Items listed in a dataset:
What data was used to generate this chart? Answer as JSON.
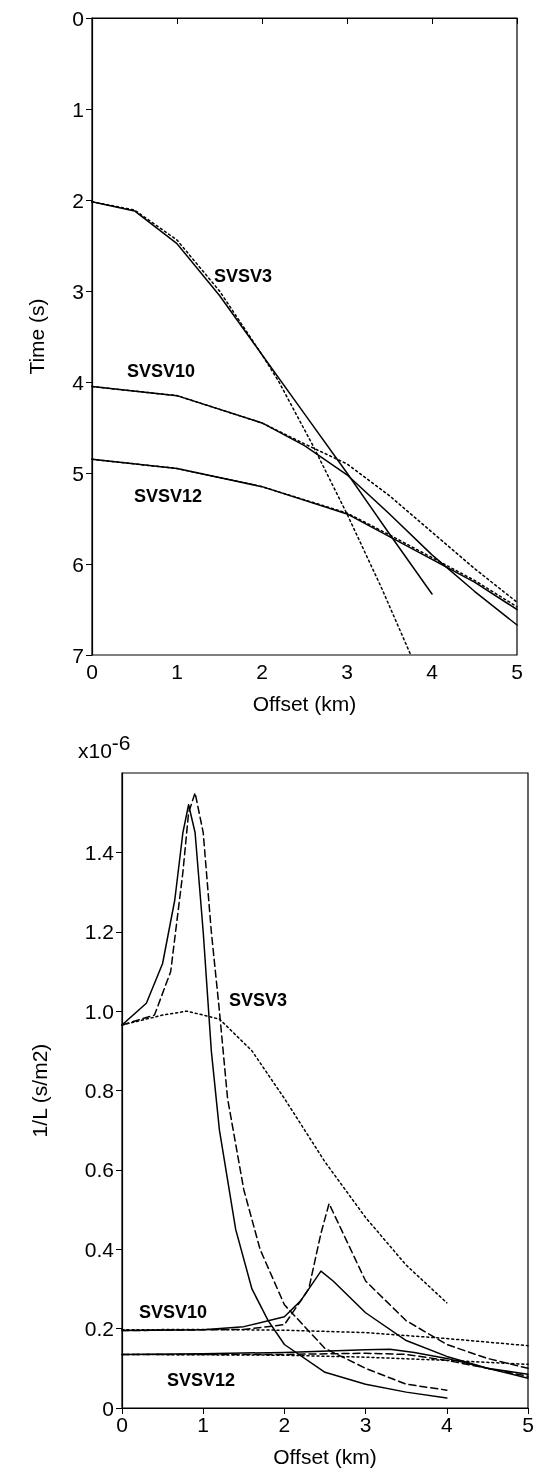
{
  "chart_data": [
    {
      "type": "line",
      "xlabel": "Offset (km)",
      "ylabel": "Time (s)",
      "xlim": [
        0,
        5
      ],
      "xticks": [
        0,
        1,
        2,
        3,
        4,
        5
      ],
      "ylim": [
        7,
        0
      ],
      "yticks": [
        0,
        1,
        2,
        3,
        4,
        5,
        6,
        7
      ],
      "marker": "none",
      "annotations": [
        "SVSV3",
        "SVSV10",
        "SVSV12"
      ],
      "series": [
        {
          "color": "#000000",
          "line_style": "solid",
          "x": [
            0,
            0.5,
            1,
            1.5,
            2,
            2.5,
            3,
            3.5,
            4
          ],
          "values": [
            2.02,
            2.12,
            2.48,
            3.05,
            3.7,
            4.35,
            5.0,
            5.67,
            6.33
          ]
        },
        {
          "color": "#000000",
          "line_style": "dotted",
          "x": [
            0,
            0.5,
            1,
            1.5,
            2,
            2.2,
            2.6,
            3,
            3.4,
            3.75
          ],
          "values": [
            2.02,
            2.11,
            2.44,
            3.0,
            3.7,
            4.0,
            4.7,
            5.45,
            6.25,
            7.0
          ]
        },
        {
          "color": "#000000",
          "line_style": "solid",
          "x": [
            0,
            1,
            2,
            2.5,
            3,
            3.5,
            4,
            4.5,
            5
          ],
          "values": [
            4.05,
            4.15,
            4.45,
            4.7,
            5.02,
            5.45,
            5.9,
            6.3,
            6.67
          ]
        },
        {
          "color": "#000000",
          "line_style": "dotted",
          "x": [
            0,
            1,
            2,
            2.5,
            3,
            3.5,
            4,
            4.5,
            5
          ],
          "values": [
            4.05,
            4.15,
            4.45,
            4.68,
            4.9,
            5.25,
            5.65,
            6.05,
            6.42
          ]
        },
        {
          "color": "#000000",
          "line_style": "solid",
          "x": [
            0,
            1,
            2,
            3,
            3.5,
            4,
            4.5,
            5
          ],
          "values": [
            4.85,
            4.95,
            5.15,
            5.45,
            5.7,
            5.95,
            6.2,
            6.5
          ]
        },
        {
          "color": "#000000",
          "line_style": "dotted",
          "x": [
            0,
            1,
            2,
            3,
            3.5,
            4,
            4.5,
            5
          ],
          "values": [
            4.85,
            4.95,
            5.15,
            5.44,
            5.68,
            5.93,
            6.18,
            6.47
          ]
        }
      ]
    },
    {
      "type": "line",
      "xlabel": "Offset (km)",
      "ylabel": "1/L (s/m2)",
      "xlim": [
        0,
        5
      ],
      "xticks": [
        0,
        1,
        2,
        3,
        4,
        5
      ],
      "ylim": [
        0,
        1.6
      ],
      "yticks": [
        0,
        {
          "value": 0.2,
          "label": "0.2"
        },
        {
          "value": 0.4,
          "label": "0.4"
        },
        {
          "value": 0.6,
          "label": "0.6"
        },
        {
          "value": 0.8,
          "label": "0.8"
        },
        {
          "value": 1,
          "label": "1.0"
        },
        {
          "value": 1.2,
          "label": "1.2"
        },
        {
          "value": 1.4,
          "label": "1.4"
        }
      ],
      "marker": "none",
      "annotations": [
        "x10$^{-6}$",
        "SVSV3",
        "SVSV10",
        "SVSV12"
      ],
      "series": [
        {
          "color": "#000000",
          "line_style": "solid",
          "x": [
            0,
            0.3,
            0.5,
            0.65,
            0.75,
            0.82,
            0.9,
            1.0,
            1.1,
            1.2,
            1.4,
            1.6,
            1.8,
            2.0,
            2.5,
            3,
            3.5,
            4
          ],
          "values": [
            0.965,
            1.02,
            1.12,
            1.28,
            1.45,
            1.52,
            1.45,
            1.2,
            0.9,
            0.7,
            0.45,
            0.3,
            0.22,
            0.16,
            0.09,
            0.06,
            0.04,
            0.025
          ]
        },
        {
          "color": "#000000",
          "line_style": "dashed",
          "x": [
            0,
            0.4,
            0.6,
            0.75,
            0.82,
            0.9,
            1.0,
            1.1,
            1.2,
            1.3,
            1.5,
            1.7,
            2.0,
            2.5,
            3,
            3.5,
            4
          ],
          "values": [
            0.965,
            0.99,
            1.1,
            1.35,
            1.5,
            1.55,
            1.45,
            1.2,
            1.0,
            0.78,
            0.55,
            0.4,
            0.26,
            0.15,
            0.1,
            0.06,
            0.045
          ]
        },
        {
          "color": "#000000",
          "line_style": "dotted",
          "x": [
            0,
            0.5,
            0.8,
            1.2,
            1.6,
            2.0,
            2.5,
            3.0,
            3.5,
            4.0
          ],
          "values": [
            0.965,
            0.99,
            1.0,
            0.98,
            0.9,
            0.78,
            0.62,
            0.48,
            0.36,
            0.265
          ]
        },
        {
          "color": "#000000",
          "line_style": "solid",
          "x": [
            0,
            1,
            1.5,
            2,
            2.2,
            2.45,
            2.6,
            3,
            3.5,
            4,
            4.5,
            5
          ],
          "values": [
            0.195,
            0.197,
            0.205,
            0.23,
            0.27,
            0.345,
            0.32,
            0.24,
            0.17,
            0.13,
            0.1,
            0.075
          ]
        },
        {
          "color": "#000000",
          "line_style": "dashed",
          "x": [
            0,
            1.5,
            2,
            2.3,
            2.45,
            2.55,
            2.7,
            3,
            3.5,
            4,
            4.5,
            5
          ],
          "values": [
            0.195,
            0.198,
            0.21,
            0.3,
            0.44,
            0.515,
            0.45,
            0.32,
            0.22,
            0.16,
            0.125,
            0.1
          ]
        },
        {
          "color": "#000000",
          "line_style": "dotted",
          "x": [
            0,
            1,
            2,
            3,
            4,
            5
          ],
          "values": [
            0.197,
            0.198,
            0.196,
            0.19,
            0.175,
            0.157
          ]
        },
        {
          "color": "#000000",
          "line_style": "solid",
          "x": [
            0,
            1,
            2,
            3,
            3.3,
            3.6,
            4,
            4.5,
            5
          ],
          "values": [
            0.135,
            0.137,
            0.14,
            0.147,
            0.148,
            0.14,
            0.125,
            0.1,
            0.085
          ]
        },
        {
          "color": "#000000",
          "line_style": "dashed",
          "x": [
            0,
            2,
            3,
            3.5,
            4,
            5
          ],
          "values": [
            0.135,
            0.135,
            0.138,
            0.135,
            0.12,
            0.08
          ]
        },
        {
          "color": "#000000",
          "line_style": "dotted",
          "x": [
            0,
            2,
            3,
            4,
            5
          ],
          "values": [
            0.135,
            0.133,
            0.128,
            0.12,
            0.11
          ]
        }
      ]
    }
  ]
}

EXERCISE PROMPT
Leave the pictures out and reproduce all of the records exactly.

CORRECT RESPONSE
What data was used to generate this chart? Answer as JSON.
{
  "chart_data": [
    {
      "type": "line",
      "xlabel": "Offset (km)",
      "ylabel": "Time (s)",
      "xlim": [
        0,
        5
      ],
      "xticks": [
        0,
        1,
        2,
        3,
        4,
        5
      ],
      "ylim": [
        7,
        0
      ],
      "yticks": [
        0,
        1,
        2,
        3,
        4,
        5,
        6,
        7
      ],
      "marker": "none",
      "annotations": [
        "SVSV3",
        "SVSV10",
        "SVSV12"
      ],
      "series": [
        {
          "color": "#000000",
          "line_style": "solid",
          "x": [
            0,
            0.5,
            1,
            1.5,
            2,
            2.5,
            3,
            3.5,
            4
          ],
          "values": [
            2.02,
            2.12,
            2.48,
            3.05,
            3.7,
            4.35,
            5.0,
            5.67,
            6.33
          ]
        },
        {
          "color": "#000000",
          "line_style": "dotted",
          "x": [
            0,
            0.5,
            1,
            1.5,
            2,
            2.2,
            2.6,
            3,
            3.4,
            3.75
          ],
          "values": [
            2.02,
            2.11,
            2.44,
            3.0,
            3.7,
            4.0,
            4.7,
            5.45,
            6.25,
            7.0
          ]
        },
        {
          "color": "#000000",
          "line_style": "solid",
          "x": [
            0,
            1,
            2,
            2.5,
            3,
            3.5,
            4,
            4.5,
            5
          ],
          "values": [
            4.05,
            4.15,
            4.45,
            4.7,
            5.02,
            5.45,
            5.9,
            6.3,
            6.67
          ]
        },
        {
          "color": "#000000",
          "line_style": "dotted",
          "x": [
            0,
            1,
            2,
            2.5,
            3,
            3.5,
            4,
            4.5,
            5
          ],
          "values": [
            4.05,
            4.15,
            4.45,
            4.68,
            4.9,
            5.25,
            5.65,
            6.05,
            6.42
          ]
        },
        {
          "color": "#000000",
          "line_style": "solid",
          "x": [
            0,
            1,
            2,
            3,
            3.5,
            4,
            4.5,
            5
          ],
          "values": [
            4.85,
            4.95,
            5.15,
            5.45,
            5.7,
            5.95,
            6.2,
            6.5
          ]
        },
        {
          "color": "#000000",
          "line_style": "dotted",
          "x": [
            0,
            1,
            2,
            3,
            3.5,
            4,
            4.5,
            5
          ],
          "values": [
            4.85,
            4.95,
            5.15,
            5.44,
            5.68,
            5.93,
            6.18,
            6.47
          ]
        }
      ]
    },
    {
      "type": "line",
      "xlabel": "Offset (km)",
      "ylabel": "1/L (s/m2)",
      "xlim": [
        0,
        5
      ],
      "xticks": [
        0,
        1,
        2,
        3,
        4,
        5
      ],
      "ylim": [
        0,
        1.6
      ],
      "yticks": [
        0,
        {
          "value": 0.2,
          "label": "0.2"
        },
        {
          "value": 0.4,
          "label": "0.4"
        },
        {
          "value": 0.6,
          "label": "0.6"
        },
        {
          "value": 0.8,
          "label": "0.8"
        },
        {
          "value": 1,
          "label": "1.0"
        },
        {
          "value": 1.2,
          "label": "1.2"
        },
        {
          "value": 1.4,
          "label": "1.4"
        }
      ],
      "marker": "none",
      "annotations": [
        "x10$^{-6}$",
        "SVSV3",
        "SVSV10",
        "SVSV12"
      ],
      "series": [
        {
          "color": "#000000",
          "line_style": "solid",
          "x": [
            0,
            0.3,
            0.5,
            0.65,
            0.75,
            0.82,
            0.9,
            1.0,
            1.1,
            1.2,
            1.4,
            1.6,
            1.8,
            2.0,
            2.5,
            3,
            3.5,
            4
          ],
          "values": [
            0.965,
            1.02,
            1.12,
            1.28,
            1.45,
            1.52,
            1.45,
            1.2,
            0.9,
            0.7,
            0.45,
            0.3,
            0.22,
            0.16,
            0.09,
            0.06,
            0.04,
            0.025
          ]
        },
        {
          "color": "#000000",
          "line_style": "dashed",
          "x": [
            0,
            0.4,
            0.6,
            0.75,
            0.82,
            0.9,
            1.0,
            1.1,
            1.2,
            1.3,
            1.5,
            1.7,
            2.0,
            2.5,
            3,
            3.5,
            4
          ],
          "values": [
            0.965,
            0.99,
            1.1,
            1.35,
            1.5,
            1.55,
            1.45,
            1.2,
            1.0,
            0.78,
            0.55,
            0.4,
            0.26,
            0.15,
            0.1,
            0.06,
            0.045
          ]
        },
        {
          "color": "#000000",
          "line_style": "dotted",
          "x": [
            0,
            0.5,
            0.8,
            1.2,
            1.6,
            2.0,
            2.5,
            3.0,
            3.5,
            4.0
          ],
          "values": [
            0.965,
            0.99,
            1.0,
            0.98,
            0.9,
            0.78,
            0.62,
            0.48,
            0.36,
            0.265
          ]
        },
        {
          "color": "#000000",
          "line_style": "solid",
          "x": [
            0,
            1,
            1.5,
            2,
            2.2,
            2.45,
            2.6,
            3,
            3.5,
            4,
            4.5,
            5
          ],
          "values": [
            0.195,
            0.197,
            0.205,
            0.23,
            0.27,
            0.345,
            0.32,
            0.24,
            0.17,
            0.13,
            0.1,
            0.075
          ]
        },
        {
          "color": "#000000",
          "line_style": "dashed",
          "x": [
            0,
            1.5,
            2,
            2.3,
            2.45,
            2.55,
            2.7,
            3,
            3.5,
            4,
            4.5,
            5
          ],
          "values": [
            0.195,
            0.198,
            0.21,
            0.3,
            0.44,
            0.515,
            0.45,
            0.32,
            0.22,
            0.16,
            0.125,
            0.1
          ]
        },
        {
          "color": "#000000",
          "line_style": "dotted",
          "x": [
            0,
            1,
            2,
            3,
            4,
            5
          ],
          "values": [
            0.197,
            0.198,
            0.196,
            0.19,
            0.175,
            0.157
          ]
        },
        {
          "color": "#000000",
          "line_style": "solid",
          "x": [
            0,
            1,
            2,
            3,
            3.3,
            3.6,
            4,
            4.5,
            5
          ],
          "values": [
            0.135,
            0.137,
            0.14,
            0.147,
            0.148,
            0.14,
            0.125,
            0.1,
            0.085
          ]
        },
        {
          "color": "#000000",
          "line_style": "dashed",
          "x": [
            0,
            2,
            3,
            3.5,
            4,
            5
          ],
          "values": [
            0.135,
            0.135,
            0.138,
            0.135,
            0.12,
            0.08
          ]
        },
        {
          "color": "#000000",
          "line_style": "dotted",
          "x": [
            0,
            2,
            3,
            4,
            5
          ],
          "values": [
            0.135,
            0.133,
            0.128,
            0.12,
            0.11
          ]
        }
      ]
    }
  ]
}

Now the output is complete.